§ WHAT THE TASK ASKS: Look through the material below for "maar". Copy every line that contains it.

Extracted records
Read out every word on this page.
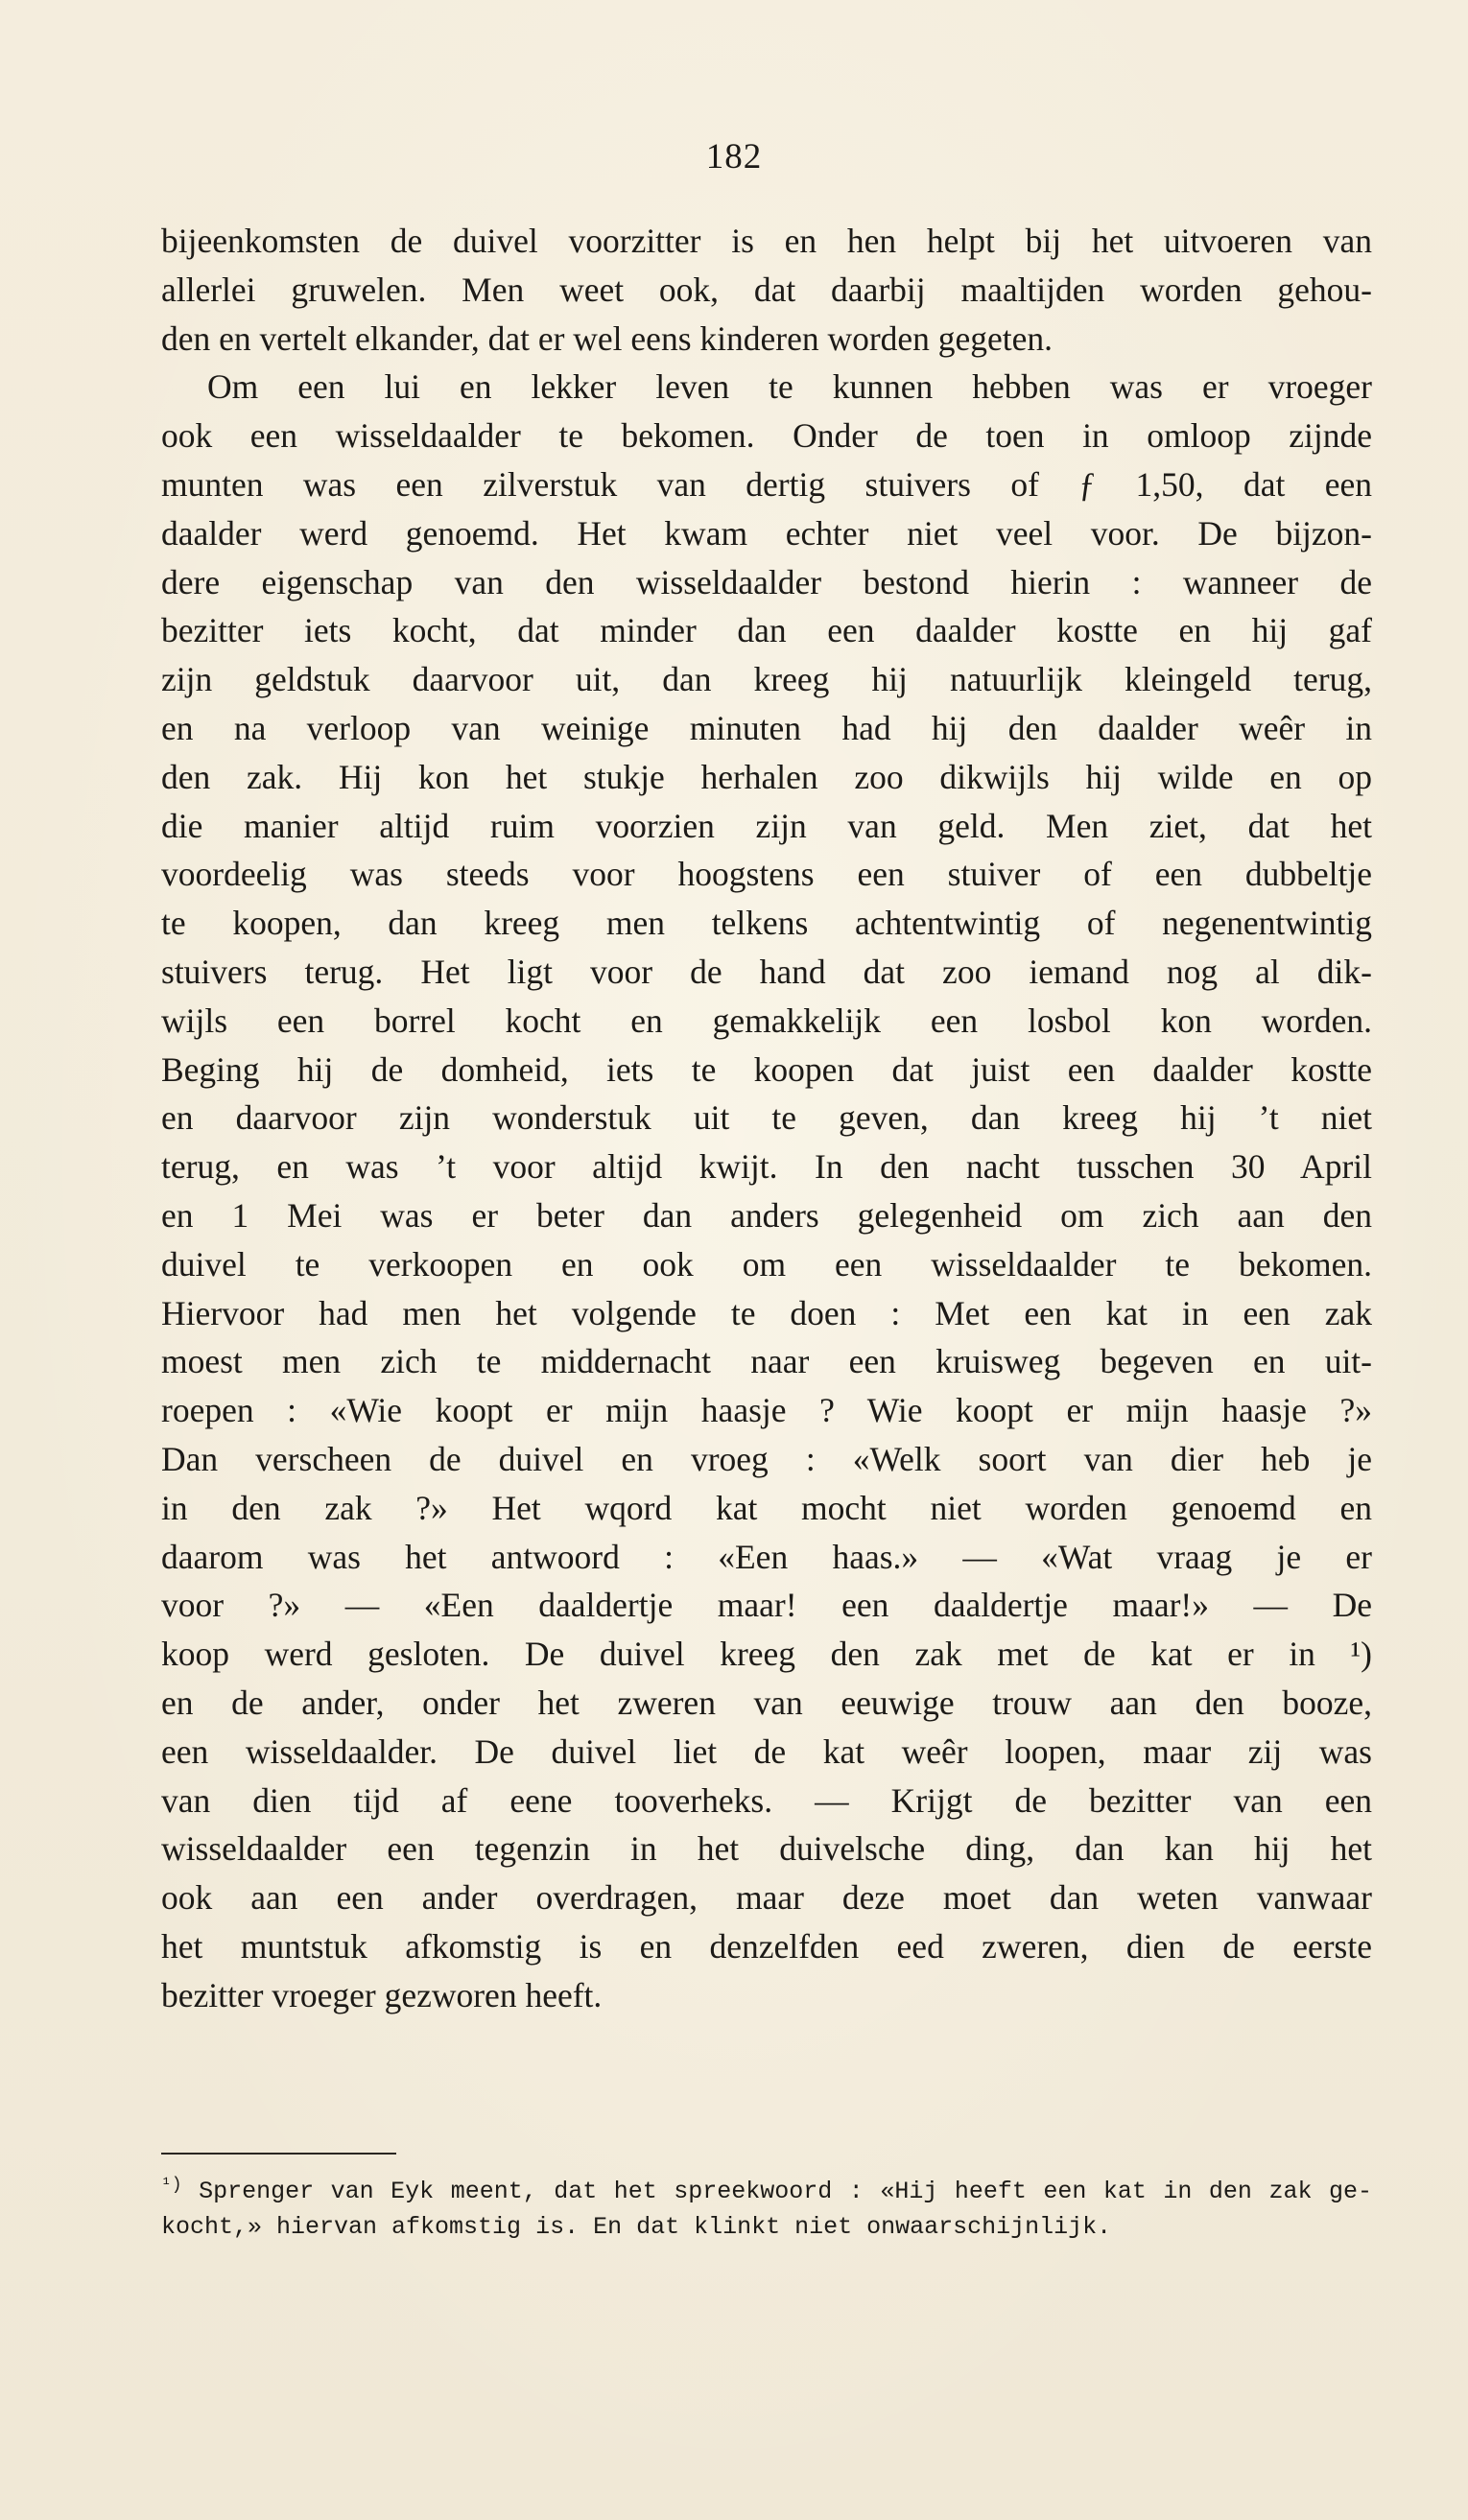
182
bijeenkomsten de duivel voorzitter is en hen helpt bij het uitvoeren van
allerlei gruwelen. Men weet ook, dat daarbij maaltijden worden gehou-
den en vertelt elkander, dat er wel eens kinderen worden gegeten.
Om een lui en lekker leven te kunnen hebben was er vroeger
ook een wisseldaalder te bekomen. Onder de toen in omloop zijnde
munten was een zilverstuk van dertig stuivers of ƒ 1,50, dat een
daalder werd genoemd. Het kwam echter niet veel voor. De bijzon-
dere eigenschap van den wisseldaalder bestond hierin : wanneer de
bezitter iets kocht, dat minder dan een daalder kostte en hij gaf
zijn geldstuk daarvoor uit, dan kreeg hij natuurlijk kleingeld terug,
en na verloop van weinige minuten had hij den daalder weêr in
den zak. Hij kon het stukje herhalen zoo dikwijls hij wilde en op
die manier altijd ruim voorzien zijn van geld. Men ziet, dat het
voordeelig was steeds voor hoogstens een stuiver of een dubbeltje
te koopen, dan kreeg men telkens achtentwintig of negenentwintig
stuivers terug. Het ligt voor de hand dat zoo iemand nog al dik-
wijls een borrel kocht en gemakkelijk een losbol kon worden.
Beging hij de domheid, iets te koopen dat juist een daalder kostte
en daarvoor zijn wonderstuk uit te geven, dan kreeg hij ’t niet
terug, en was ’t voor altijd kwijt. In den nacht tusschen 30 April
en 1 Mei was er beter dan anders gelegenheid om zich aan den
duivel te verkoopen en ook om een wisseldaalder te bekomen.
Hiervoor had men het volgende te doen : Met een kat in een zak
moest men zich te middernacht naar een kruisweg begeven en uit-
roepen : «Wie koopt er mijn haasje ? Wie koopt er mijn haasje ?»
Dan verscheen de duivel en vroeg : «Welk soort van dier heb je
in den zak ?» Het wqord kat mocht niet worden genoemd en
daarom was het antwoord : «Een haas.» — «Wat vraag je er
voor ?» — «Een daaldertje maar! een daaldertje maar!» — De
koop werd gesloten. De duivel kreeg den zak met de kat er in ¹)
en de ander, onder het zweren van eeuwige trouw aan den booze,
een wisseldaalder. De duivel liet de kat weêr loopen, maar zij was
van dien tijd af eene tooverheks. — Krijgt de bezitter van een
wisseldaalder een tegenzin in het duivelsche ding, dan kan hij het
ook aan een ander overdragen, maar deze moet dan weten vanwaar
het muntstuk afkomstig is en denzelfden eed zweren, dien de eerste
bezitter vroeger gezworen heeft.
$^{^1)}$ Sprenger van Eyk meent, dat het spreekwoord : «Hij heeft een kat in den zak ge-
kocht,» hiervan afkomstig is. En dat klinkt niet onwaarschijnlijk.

§ TASK RESULT:
voor ?» — «Een daaldertje maar! een daaldertje maar!» — De
een wisseldaalder. De duivel liet de kat weêr loopen, maar zij was
ook aan een ander overdragen, maar deze moet dan weten vanwaar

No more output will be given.